STATED TASK — Pick out the lines in the listing below that contain the word "Arnold" and copy them.

[EXERCISE INPUTS start]

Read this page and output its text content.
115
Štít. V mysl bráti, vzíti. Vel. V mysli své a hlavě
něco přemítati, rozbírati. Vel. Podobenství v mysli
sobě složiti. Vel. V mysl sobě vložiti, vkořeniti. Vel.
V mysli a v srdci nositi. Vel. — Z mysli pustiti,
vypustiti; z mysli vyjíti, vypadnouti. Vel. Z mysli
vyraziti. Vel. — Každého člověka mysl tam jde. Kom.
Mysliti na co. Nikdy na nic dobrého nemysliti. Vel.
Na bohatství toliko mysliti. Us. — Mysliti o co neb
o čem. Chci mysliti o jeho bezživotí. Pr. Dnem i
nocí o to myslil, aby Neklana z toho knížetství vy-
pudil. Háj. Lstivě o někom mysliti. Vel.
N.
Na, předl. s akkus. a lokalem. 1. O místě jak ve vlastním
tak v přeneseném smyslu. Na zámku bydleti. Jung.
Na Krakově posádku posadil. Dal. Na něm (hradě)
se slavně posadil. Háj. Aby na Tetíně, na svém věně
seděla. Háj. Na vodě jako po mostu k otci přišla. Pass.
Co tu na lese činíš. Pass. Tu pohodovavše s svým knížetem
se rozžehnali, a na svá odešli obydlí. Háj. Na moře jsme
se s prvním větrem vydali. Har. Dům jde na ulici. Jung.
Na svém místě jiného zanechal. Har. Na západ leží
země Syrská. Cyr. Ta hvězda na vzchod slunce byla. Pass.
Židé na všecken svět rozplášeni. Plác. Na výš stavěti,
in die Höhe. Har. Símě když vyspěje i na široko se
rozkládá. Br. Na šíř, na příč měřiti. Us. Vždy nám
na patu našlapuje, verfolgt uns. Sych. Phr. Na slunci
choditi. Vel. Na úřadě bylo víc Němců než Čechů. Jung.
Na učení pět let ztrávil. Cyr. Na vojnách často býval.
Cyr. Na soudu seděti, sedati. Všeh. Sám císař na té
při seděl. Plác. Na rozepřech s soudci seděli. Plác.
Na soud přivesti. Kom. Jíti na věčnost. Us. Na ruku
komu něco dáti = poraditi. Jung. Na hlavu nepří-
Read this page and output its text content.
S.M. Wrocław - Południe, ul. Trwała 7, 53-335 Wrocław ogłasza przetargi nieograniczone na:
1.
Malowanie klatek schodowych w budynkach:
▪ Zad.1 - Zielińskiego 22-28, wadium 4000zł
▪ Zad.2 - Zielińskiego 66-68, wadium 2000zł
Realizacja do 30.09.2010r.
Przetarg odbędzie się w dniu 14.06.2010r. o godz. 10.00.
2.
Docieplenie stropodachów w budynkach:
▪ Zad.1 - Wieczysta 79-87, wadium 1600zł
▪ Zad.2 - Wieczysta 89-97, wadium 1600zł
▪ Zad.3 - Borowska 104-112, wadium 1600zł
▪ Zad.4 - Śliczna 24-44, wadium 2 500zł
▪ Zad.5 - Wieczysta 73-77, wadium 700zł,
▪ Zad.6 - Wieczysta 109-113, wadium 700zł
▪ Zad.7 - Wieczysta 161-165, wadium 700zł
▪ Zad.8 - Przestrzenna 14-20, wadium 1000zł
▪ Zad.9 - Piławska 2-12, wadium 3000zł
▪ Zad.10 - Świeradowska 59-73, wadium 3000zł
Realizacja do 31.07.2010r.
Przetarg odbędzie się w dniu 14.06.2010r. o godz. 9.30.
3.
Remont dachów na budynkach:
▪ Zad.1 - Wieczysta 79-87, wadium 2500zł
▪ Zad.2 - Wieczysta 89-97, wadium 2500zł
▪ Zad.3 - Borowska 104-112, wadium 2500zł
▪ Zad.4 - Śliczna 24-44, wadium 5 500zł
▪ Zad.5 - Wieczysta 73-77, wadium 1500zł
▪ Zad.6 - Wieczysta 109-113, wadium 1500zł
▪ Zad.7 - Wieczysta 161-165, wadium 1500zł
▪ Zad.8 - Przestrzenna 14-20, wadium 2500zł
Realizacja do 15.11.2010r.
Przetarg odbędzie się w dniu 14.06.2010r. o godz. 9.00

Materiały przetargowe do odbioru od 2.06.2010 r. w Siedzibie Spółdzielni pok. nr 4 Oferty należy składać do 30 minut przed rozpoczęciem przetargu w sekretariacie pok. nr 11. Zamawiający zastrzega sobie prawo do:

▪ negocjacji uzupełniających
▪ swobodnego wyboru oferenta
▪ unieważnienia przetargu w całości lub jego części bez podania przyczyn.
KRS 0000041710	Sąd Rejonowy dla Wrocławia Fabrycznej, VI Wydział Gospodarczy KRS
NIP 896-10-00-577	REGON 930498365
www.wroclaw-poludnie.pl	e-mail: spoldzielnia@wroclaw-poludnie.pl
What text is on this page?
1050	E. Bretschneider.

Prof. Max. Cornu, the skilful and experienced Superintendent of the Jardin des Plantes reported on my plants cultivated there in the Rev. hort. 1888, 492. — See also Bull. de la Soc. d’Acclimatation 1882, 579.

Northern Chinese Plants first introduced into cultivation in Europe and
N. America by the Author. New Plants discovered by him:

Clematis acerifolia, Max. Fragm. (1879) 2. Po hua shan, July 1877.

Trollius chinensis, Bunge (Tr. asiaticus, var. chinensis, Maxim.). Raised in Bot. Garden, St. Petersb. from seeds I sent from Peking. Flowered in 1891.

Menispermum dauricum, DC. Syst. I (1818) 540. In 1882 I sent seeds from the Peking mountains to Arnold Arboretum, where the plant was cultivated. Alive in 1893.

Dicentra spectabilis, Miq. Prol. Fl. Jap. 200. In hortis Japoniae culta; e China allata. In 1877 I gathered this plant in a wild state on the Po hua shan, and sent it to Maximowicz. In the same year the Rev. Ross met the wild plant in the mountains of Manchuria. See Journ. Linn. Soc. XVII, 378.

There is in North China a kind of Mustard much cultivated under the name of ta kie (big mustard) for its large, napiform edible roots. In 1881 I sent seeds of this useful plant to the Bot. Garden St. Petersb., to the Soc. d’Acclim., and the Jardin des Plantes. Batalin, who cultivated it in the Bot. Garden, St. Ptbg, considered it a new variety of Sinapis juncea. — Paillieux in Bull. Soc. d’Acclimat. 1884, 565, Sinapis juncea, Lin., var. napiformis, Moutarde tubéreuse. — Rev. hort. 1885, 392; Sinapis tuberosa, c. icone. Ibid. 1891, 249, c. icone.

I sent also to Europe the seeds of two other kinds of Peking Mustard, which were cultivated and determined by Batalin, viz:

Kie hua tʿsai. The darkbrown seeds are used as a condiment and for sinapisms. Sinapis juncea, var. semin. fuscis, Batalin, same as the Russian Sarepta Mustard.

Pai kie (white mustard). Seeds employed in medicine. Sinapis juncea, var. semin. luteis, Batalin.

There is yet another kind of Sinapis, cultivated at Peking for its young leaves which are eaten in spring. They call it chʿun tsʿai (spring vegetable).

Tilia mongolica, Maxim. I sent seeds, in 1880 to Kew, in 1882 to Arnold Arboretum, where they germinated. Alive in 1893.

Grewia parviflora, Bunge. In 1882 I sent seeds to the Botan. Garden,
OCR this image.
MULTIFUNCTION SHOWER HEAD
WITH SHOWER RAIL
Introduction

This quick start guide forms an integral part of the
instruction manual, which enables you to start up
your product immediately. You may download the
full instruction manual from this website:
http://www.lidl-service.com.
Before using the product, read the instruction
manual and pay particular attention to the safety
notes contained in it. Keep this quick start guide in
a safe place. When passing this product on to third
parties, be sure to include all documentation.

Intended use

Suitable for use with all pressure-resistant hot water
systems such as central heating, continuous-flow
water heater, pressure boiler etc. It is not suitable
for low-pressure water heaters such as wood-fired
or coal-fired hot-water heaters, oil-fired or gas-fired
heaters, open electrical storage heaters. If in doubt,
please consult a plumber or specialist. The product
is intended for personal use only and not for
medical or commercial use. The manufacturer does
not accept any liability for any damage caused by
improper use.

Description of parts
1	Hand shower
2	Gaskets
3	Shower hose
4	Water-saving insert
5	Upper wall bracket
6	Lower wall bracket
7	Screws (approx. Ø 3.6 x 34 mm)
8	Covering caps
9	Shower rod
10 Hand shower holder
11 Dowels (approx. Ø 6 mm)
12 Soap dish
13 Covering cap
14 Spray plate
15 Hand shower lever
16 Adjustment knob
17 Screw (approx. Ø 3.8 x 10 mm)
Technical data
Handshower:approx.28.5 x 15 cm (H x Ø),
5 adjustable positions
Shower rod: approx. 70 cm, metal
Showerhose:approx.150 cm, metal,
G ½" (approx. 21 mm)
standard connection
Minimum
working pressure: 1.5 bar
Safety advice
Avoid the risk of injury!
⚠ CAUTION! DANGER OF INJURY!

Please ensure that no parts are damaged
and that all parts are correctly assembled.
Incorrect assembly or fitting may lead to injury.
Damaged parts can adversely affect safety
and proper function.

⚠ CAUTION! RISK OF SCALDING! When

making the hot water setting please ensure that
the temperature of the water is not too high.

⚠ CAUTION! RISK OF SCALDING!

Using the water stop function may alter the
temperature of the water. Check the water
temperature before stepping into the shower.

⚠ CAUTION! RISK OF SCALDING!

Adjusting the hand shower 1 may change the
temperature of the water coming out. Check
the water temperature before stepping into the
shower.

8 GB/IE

[EXERCISE INPUTS end]

ANSWER TO THIS PROBLEM —
Menispermum dauricum, DC. Syst. I (1818) 540. In 1882 I sent seeds from the Peking mountains to Arnold Arboretum, where the plant was cultivated. Alive in 1893.
Tilia mongolica, Maxim. I sent seeds, in 1880 to Kew, in 1882 to Arnold Arboretum, where they germinated. Alive in 1893.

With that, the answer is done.